## YOUR OBJECTIVE
How many lines in these records hold the string "vault"? State only that number.

Recorded data:
══════
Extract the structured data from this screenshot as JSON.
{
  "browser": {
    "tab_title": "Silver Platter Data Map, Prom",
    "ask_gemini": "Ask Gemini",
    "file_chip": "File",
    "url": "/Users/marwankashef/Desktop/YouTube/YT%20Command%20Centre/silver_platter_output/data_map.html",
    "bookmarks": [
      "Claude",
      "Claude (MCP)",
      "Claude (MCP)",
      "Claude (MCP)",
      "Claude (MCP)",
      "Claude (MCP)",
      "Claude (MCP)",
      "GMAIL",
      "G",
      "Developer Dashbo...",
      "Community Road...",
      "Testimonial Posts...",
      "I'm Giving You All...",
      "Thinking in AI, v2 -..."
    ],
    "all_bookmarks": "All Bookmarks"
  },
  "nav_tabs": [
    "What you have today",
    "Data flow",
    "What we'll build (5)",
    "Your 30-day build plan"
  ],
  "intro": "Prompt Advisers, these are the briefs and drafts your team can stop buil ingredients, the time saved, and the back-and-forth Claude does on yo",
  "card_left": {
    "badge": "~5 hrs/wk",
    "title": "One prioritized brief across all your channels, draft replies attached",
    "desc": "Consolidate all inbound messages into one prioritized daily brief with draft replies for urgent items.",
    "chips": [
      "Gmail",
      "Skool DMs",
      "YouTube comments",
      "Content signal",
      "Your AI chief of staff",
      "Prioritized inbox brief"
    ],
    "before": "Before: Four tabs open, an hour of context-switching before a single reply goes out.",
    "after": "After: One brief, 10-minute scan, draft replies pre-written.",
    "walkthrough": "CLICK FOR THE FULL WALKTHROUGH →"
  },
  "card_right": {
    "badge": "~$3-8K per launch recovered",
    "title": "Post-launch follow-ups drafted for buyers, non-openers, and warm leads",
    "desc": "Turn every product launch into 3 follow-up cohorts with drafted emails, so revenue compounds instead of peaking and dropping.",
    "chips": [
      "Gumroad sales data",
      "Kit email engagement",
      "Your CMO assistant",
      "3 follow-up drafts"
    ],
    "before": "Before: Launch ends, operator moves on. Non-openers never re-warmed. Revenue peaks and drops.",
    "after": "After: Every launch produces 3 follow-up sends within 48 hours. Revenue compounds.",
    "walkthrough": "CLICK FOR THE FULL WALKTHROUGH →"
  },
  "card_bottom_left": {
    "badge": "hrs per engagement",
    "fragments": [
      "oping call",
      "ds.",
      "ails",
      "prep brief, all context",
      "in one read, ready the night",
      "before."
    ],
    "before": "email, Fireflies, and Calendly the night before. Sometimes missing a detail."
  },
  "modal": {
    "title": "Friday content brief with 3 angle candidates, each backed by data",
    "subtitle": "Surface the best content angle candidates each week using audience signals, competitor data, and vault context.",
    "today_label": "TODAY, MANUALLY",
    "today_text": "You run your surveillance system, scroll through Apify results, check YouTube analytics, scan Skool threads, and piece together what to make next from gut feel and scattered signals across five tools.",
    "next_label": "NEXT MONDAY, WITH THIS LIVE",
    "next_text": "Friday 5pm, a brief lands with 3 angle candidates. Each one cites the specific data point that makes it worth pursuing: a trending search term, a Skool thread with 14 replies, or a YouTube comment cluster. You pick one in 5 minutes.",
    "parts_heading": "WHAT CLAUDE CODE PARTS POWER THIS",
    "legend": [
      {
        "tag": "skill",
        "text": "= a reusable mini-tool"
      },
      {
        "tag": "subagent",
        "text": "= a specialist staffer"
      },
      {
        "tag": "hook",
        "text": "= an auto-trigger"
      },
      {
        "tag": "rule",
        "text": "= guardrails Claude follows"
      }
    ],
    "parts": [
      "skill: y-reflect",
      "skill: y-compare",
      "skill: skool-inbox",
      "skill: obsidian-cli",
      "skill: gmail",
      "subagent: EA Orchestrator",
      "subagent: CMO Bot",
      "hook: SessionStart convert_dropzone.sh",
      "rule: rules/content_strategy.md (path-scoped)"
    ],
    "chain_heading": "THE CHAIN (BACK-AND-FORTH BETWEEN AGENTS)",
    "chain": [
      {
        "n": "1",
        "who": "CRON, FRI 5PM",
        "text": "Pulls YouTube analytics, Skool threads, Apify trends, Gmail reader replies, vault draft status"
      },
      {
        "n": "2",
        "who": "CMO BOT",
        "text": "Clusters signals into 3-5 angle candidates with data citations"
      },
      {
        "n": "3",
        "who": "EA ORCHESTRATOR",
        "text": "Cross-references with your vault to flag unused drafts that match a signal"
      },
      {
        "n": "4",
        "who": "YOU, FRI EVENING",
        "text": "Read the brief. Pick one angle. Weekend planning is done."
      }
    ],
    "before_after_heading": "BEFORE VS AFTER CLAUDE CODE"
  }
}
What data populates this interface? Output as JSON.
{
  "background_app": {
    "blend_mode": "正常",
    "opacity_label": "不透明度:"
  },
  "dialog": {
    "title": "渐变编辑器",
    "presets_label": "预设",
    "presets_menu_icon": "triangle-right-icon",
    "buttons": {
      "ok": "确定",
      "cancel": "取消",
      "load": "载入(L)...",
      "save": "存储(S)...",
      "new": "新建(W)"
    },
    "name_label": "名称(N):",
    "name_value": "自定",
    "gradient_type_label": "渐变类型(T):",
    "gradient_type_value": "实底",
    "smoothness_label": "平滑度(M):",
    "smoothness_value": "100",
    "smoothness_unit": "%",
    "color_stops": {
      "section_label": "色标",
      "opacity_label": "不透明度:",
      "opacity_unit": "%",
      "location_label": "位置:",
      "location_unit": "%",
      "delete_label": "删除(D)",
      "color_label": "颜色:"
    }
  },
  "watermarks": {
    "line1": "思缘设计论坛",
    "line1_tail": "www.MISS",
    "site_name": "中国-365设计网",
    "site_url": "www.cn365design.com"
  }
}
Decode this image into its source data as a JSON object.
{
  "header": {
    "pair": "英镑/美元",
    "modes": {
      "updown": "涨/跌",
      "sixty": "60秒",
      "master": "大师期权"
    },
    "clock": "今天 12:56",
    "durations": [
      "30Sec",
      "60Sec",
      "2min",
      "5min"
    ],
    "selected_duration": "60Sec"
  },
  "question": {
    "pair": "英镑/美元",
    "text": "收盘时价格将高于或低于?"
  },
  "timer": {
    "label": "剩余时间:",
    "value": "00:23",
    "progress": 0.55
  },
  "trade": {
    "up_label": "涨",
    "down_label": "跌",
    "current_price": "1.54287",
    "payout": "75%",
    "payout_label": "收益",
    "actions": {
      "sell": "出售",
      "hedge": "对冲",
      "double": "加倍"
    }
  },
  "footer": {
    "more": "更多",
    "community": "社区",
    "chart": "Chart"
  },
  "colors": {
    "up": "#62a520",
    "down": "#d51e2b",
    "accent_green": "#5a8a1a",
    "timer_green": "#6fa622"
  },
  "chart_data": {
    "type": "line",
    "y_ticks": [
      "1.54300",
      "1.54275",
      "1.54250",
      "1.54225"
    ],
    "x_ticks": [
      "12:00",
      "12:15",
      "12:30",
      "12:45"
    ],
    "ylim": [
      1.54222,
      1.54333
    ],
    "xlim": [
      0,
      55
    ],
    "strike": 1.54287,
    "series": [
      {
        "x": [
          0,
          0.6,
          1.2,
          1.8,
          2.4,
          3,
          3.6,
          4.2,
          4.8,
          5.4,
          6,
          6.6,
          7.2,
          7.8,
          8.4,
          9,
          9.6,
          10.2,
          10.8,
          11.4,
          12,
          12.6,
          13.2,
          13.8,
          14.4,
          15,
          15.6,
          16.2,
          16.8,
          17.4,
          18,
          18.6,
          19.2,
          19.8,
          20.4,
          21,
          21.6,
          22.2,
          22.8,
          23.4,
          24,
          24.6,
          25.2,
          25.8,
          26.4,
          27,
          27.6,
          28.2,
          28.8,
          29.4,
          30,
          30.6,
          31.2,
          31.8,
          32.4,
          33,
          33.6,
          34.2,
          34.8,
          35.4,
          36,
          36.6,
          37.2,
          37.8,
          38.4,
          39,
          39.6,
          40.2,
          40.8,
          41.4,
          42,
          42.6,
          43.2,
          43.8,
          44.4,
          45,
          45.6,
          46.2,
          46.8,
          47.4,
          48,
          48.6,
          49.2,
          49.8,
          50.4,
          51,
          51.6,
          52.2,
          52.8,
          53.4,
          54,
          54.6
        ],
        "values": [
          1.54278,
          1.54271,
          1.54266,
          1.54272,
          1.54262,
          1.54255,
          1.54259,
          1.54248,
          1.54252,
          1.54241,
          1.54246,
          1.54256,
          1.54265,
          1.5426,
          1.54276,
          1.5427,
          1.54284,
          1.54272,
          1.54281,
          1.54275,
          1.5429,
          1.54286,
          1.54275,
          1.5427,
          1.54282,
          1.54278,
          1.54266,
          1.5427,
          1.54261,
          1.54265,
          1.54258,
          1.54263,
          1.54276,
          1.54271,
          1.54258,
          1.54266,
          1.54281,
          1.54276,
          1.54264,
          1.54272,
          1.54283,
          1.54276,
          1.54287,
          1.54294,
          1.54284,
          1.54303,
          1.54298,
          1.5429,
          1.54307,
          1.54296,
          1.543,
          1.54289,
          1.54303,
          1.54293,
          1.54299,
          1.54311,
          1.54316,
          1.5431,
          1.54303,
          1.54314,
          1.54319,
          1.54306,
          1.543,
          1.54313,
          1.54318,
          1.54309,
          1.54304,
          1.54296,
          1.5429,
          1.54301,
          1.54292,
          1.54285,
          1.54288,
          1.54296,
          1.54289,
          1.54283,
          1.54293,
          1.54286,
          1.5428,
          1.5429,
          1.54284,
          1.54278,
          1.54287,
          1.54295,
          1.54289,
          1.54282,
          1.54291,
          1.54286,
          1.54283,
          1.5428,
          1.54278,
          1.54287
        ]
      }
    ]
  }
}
══════
## EXPECTED OUTPUT
3